■ **Task description**
Read the lines below and count those that have the word "Analysis". Respond with the number only.

Collected data entries:

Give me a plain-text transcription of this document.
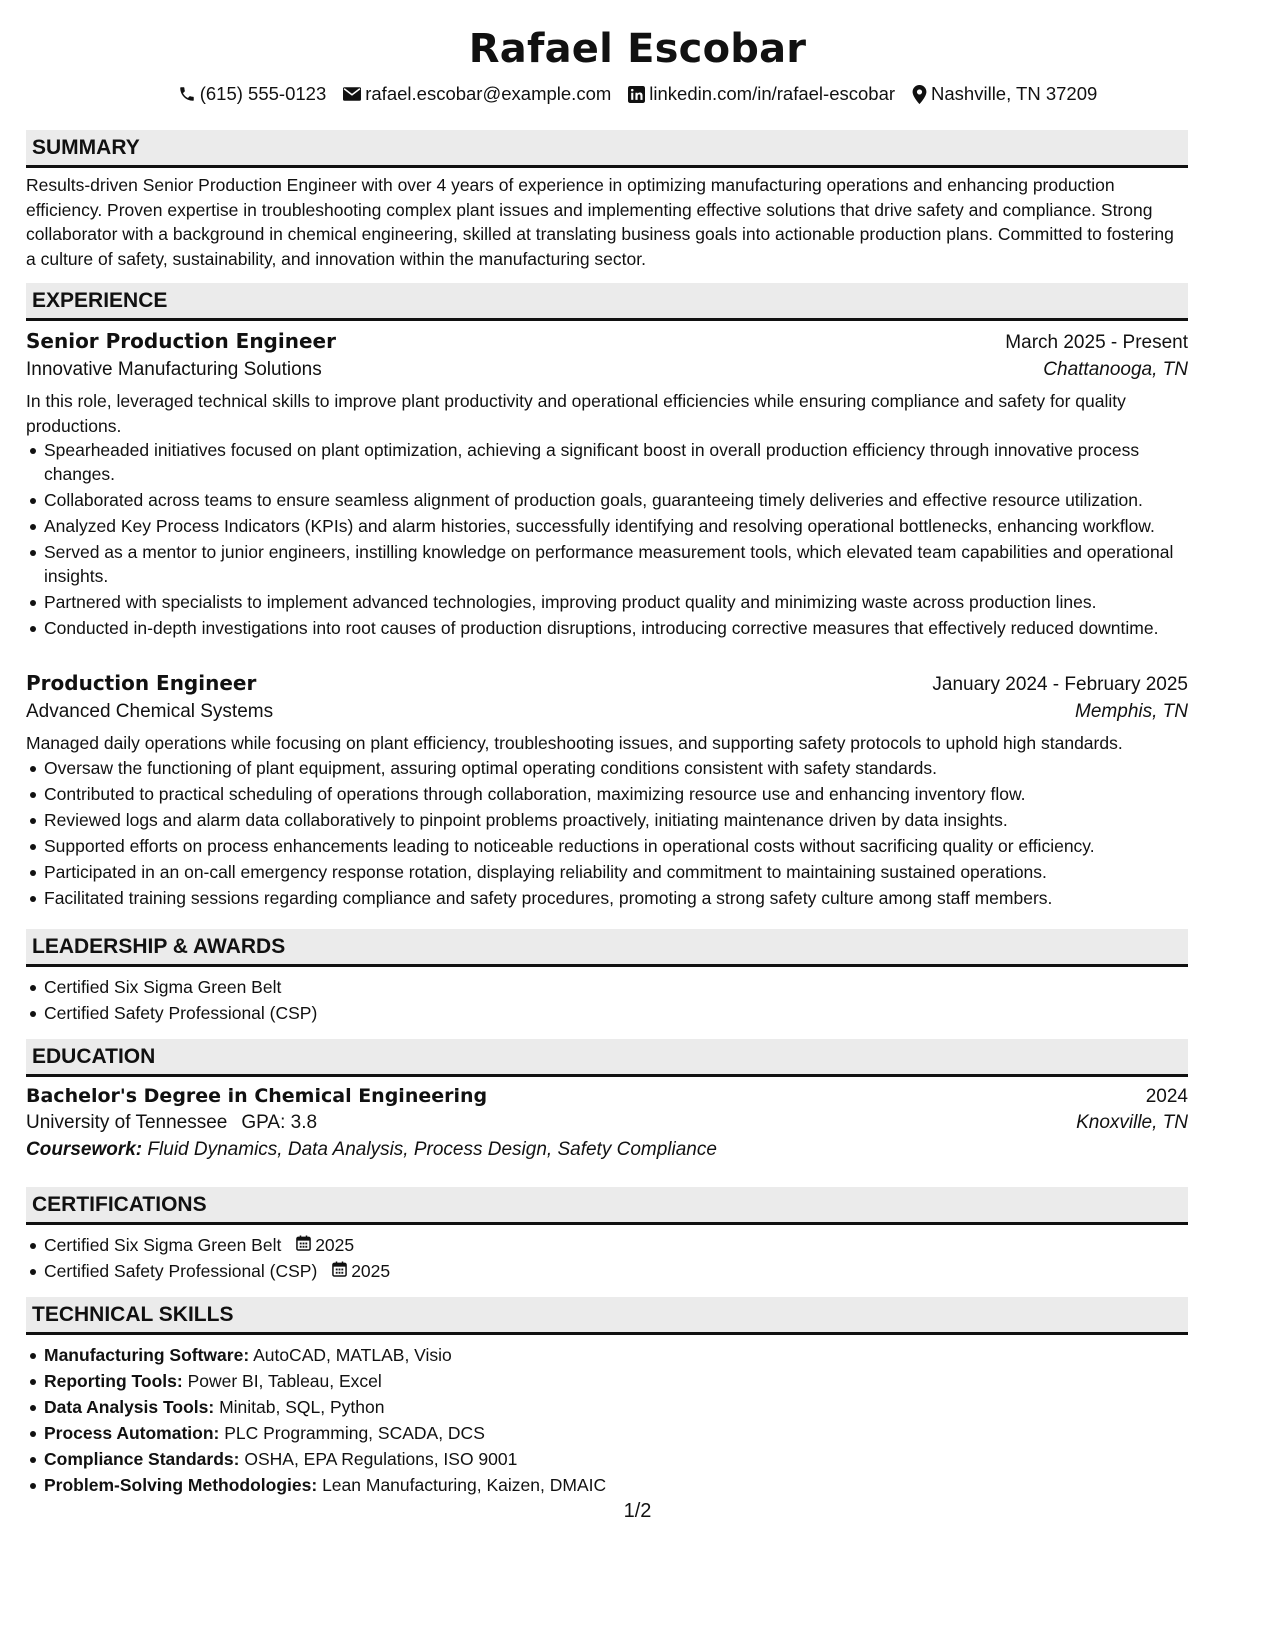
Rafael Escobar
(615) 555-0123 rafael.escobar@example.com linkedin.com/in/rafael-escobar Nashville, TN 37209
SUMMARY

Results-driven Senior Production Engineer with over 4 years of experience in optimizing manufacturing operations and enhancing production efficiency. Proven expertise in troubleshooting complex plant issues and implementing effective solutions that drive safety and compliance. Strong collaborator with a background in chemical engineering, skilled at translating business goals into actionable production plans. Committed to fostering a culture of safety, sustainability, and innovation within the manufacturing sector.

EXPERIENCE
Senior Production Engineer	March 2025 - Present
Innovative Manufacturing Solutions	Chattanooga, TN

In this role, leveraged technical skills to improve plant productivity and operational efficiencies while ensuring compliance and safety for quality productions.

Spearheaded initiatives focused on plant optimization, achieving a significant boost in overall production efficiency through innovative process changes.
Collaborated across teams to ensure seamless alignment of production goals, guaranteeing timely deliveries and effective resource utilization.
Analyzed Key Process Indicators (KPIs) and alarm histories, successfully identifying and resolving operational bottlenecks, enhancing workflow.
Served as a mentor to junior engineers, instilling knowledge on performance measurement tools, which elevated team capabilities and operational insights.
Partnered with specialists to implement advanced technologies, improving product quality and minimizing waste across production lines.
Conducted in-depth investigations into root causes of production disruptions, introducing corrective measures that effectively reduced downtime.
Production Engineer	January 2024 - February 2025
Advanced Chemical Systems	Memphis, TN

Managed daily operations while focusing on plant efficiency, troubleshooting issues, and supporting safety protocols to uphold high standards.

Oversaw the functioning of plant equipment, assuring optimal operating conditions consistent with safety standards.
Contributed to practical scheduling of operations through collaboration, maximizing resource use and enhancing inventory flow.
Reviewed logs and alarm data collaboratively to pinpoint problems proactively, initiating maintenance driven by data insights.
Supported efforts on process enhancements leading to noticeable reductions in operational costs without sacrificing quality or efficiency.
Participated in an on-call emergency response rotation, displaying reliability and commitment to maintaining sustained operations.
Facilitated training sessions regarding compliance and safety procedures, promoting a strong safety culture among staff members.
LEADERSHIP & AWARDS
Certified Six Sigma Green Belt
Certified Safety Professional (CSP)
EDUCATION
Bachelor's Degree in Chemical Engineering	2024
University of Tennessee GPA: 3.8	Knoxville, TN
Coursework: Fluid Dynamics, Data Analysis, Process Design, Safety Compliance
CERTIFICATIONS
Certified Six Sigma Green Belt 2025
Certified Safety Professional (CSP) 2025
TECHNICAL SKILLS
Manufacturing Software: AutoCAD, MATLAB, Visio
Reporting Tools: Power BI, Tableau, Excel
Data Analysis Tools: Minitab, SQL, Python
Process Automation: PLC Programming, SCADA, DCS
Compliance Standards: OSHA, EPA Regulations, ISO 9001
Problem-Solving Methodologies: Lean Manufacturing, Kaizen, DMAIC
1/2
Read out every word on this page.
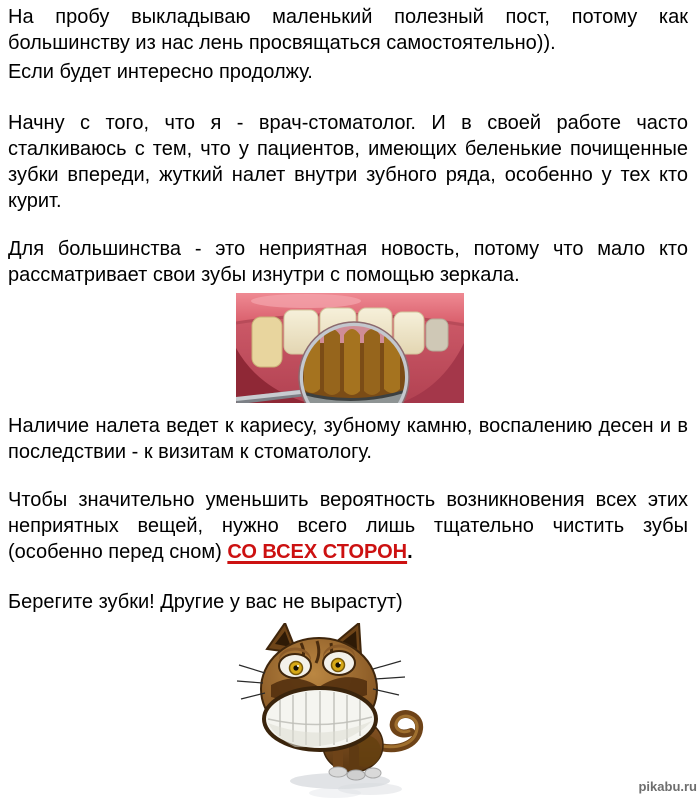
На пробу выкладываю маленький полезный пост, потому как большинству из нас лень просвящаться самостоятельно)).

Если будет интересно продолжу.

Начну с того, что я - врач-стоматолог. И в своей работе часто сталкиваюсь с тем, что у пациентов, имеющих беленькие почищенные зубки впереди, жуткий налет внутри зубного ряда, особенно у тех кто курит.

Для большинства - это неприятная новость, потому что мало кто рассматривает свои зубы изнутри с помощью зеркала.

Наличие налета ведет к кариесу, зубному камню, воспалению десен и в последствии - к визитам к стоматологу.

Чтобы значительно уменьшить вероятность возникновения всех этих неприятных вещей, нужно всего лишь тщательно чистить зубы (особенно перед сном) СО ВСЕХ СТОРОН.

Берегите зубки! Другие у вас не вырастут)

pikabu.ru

■ **Answer to this task**
2